▸ Assigned task A:
In the notebook excerpt, what unit is the California Housing target variable expressed in?
▸ Assigned task B:
Reproduce the part of the notebook excerpt that opens with the words containing "Data shape: (20640, 8)" and closes with "print(housing.DESCR[:1400])".

▸ Document section:
>>>

The test accuracy is:  0.895 with an accuracy on the training set of:  0.934 Using C value of:  0.0001
The test accuracy is:  0.937 with an accuracy on the training set of:  0.953 Using C value of:  0.001
The test accuracy is:  0.923 with an accuracy on the training set of:  0.939 Using C value of:  0.01
The test accuracy is:  0.930 with an accuracy on the training set of:  0.946 Using C value of:  0.1
The test accuracy is:  0.937 with an accuracy on the training set of:  0.958 Using C value of:  1
The test accuracy is:  0.930 with an accuracy on the training set of:  0.960 Using C value of:  10
The test accuracy is:  0.951 with an accuracy on the training set of:  0.965 Using C value of:  100
The test accuracy is:  0.930 with an accuracy on the training set of:  0.965 Using C value of:  1000


<h1> Regression</h1>

In [19]:
from sklearn.datasets import fetch_california_housing

## the code below about ssl is because of a possible error in data access
## if you get the error you should uncomment it
#import ssl

#try:
#    _create_unverified_https_context = ssl._create_unverified_context
#except AttributeError:
#    pass
#else:
#    ssl._create_default_https_context = _create_unverified_https_context


housing = fetch_california_housing()

print("Data shape:", housing.data.shape)

Data shape: (20640, 8)


In [20]:
housing.keys()

dict_keys(['data', 'target', 'frame', 'target_names', 'feature_names', 'DESCR'])

In [21]:
print(housing.DESCR[:1400])

.. _california_housing_dataset:

California Housing dataset
--------------------------

**Data Set Characteristics:**

    :Number of Instances: 20640

    :Number of Attributes: 8 numeric, predictive attributes and the target

    :Attribute Information:
        - MedInc        median income in block group
        - HouseAge      median house age in block group
        - AveRooms      average number of rooms per household
        - AveBedrms     average number of bedrooms per household
        - Population    block group population
        - AveOccup      average number of household members
        - Latitude      block group latitude
        - Longitude     block group longitude

    :Missing Attribute Values: None

This dataset was obtained from the StatLib repository.
https://www.dcc.fc.up.pt/~ltorgo/Regression/cal_housing.html

The target variable is the median house value for California districts,
expressed in hundreds of thousands of dollars ($100,000).

This dataset was derived

### Question 9
Build a LinearRegression model using the housing dataset, and print the score on test data

### Question 10
Print the 3 features with the highest coefficients, those with the lowest, and those closest to zero.

<<<

▸ Extracted data:
>>>

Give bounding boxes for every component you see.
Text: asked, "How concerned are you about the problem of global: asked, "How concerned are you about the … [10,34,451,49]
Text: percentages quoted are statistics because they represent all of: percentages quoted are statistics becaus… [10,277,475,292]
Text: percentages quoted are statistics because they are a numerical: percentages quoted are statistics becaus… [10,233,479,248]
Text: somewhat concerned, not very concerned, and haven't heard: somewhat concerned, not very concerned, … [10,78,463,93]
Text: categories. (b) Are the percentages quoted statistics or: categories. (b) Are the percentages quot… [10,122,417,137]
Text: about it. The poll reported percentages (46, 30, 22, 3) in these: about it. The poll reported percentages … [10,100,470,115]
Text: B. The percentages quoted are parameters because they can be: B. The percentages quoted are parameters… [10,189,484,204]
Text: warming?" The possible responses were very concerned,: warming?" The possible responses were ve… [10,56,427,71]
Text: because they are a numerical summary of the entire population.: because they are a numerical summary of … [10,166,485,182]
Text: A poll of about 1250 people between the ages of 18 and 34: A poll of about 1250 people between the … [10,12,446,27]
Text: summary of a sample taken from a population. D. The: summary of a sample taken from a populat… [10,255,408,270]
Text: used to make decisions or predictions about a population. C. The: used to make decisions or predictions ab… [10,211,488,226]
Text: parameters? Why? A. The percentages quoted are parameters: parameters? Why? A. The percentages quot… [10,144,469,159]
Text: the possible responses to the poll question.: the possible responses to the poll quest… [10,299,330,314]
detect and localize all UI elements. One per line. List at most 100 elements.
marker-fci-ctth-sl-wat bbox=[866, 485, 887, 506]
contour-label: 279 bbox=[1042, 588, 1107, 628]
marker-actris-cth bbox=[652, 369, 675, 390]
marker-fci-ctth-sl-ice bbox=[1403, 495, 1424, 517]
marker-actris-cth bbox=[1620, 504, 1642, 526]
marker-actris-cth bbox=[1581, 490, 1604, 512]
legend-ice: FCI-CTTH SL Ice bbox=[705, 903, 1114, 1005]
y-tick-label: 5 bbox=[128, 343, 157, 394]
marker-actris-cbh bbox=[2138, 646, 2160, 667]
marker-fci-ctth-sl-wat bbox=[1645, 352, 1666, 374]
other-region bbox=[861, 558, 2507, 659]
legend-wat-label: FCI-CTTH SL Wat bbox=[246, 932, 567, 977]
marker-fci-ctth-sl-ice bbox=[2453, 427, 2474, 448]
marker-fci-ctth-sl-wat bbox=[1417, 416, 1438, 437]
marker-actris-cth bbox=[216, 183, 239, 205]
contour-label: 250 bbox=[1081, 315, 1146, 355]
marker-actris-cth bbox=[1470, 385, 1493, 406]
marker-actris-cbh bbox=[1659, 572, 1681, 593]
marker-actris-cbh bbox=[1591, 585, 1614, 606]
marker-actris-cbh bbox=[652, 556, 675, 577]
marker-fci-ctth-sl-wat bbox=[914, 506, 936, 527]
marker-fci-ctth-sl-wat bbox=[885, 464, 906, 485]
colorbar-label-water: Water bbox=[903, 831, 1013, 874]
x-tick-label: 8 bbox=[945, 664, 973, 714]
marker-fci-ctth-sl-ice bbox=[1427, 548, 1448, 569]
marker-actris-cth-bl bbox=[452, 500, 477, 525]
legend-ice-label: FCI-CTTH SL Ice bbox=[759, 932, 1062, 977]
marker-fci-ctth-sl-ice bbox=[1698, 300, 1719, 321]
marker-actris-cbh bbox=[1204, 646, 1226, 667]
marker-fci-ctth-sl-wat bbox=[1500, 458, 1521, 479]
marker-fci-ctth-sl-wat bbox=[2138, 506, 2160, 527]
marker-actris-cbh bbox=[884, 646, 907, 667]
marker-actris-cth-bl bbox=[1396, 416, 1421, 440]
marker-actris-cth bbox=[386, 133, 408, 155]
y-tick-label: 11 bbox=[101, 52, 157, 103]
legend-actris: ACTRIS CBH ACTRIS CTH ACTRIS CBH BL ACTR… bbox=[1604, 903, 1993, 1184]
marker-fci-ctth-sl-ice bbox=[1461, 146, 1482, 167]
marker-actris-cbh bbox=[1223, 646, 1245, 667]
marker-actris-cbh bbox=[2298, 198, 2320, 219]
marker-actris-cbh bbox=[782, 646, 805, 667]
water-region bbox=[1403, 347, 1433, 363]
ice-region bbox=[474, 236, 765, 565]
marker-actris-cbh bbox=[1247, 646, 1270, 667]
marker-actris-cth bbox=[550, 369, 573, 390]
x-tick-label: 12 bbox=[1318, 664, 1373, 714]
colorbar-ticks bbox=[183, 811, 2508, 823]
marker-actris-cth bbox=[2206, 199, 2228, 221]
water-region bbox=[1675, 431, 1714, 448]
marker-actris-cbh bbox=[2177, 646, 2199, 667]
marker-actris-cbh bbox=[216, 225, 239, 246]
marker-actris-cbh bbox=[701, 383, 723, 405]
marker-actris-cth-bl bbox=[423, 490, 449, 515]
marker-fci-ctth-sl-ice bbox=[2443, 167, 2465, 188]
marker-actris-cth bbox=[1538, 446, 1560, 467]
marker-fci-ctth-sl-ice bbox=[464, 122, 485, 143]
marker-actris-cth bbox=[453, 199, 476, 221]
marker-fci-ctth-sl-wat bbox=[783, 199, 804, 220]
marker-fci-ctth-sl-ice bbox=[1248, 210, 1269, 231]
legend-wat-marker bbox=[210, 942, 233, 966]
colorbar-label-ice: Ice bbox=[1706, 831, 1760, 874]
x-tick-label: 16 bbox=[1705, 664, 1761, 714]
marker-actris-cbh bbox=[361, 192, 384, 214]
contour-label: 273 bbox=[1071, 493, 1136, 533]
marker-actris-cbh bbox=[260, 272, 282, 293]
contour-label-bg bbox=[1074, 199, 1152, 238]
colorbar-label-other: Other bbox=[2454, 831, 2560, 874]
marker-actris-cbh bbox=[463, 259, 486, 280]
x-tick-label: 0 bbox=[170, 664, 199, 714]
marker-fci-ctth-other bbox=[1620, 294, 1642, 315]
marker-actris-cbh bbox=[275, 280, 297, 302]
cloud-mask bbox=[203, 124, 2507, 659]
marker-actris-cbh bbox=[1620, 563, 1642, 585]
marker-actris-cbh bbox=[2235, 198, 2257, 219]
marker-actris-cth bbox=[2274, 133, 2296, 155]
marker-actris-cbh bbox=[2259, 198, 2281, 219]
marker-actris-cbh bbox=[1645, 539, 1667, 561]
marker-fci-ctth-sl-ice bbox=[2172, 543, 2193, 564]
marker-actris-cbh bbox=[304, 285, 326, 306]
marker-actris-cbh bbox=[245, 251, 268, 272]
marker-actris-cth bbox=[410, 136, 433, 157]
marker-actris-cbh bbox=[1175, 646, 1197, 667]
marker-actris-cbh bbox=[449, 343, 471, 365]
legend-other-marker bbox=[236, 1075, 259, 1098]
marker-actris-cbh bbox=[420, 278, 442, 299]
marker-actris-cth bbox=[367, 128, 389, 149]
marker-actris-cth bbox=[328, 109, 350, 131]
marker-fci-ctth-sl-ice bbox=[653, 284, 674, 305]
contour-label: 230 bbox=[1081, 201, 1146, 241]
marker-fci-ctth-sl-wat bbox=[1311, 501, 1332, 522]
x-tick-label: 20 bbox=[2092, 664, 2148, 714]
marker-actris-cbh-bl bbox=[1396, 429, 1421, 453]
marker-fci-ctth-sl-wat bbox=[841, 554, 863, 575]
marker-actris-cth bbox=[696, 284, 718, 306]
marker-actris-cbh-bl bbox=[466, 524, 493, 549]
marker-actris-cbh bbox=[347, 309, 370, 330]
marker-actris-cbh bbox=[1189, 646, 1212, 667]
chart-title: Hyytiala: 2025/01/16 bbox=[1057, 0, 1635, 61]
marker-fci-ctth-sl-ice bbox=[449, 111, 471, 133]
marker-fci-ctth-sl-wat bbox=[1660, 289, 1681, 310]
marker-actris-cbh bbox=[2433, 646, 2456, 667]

<<<

▸ Problem solution A:
Hundreds of thousands of dollars ($100,000).

▸ Problem solution B:
Data shape: (20640, 8)


In [20]:
housing.keys()

dict_keys(['data', 'target', 'frame', 'target_names', 'feature_names', 'DESCR'])

In [21]:
print(housing.DESCR[:1400])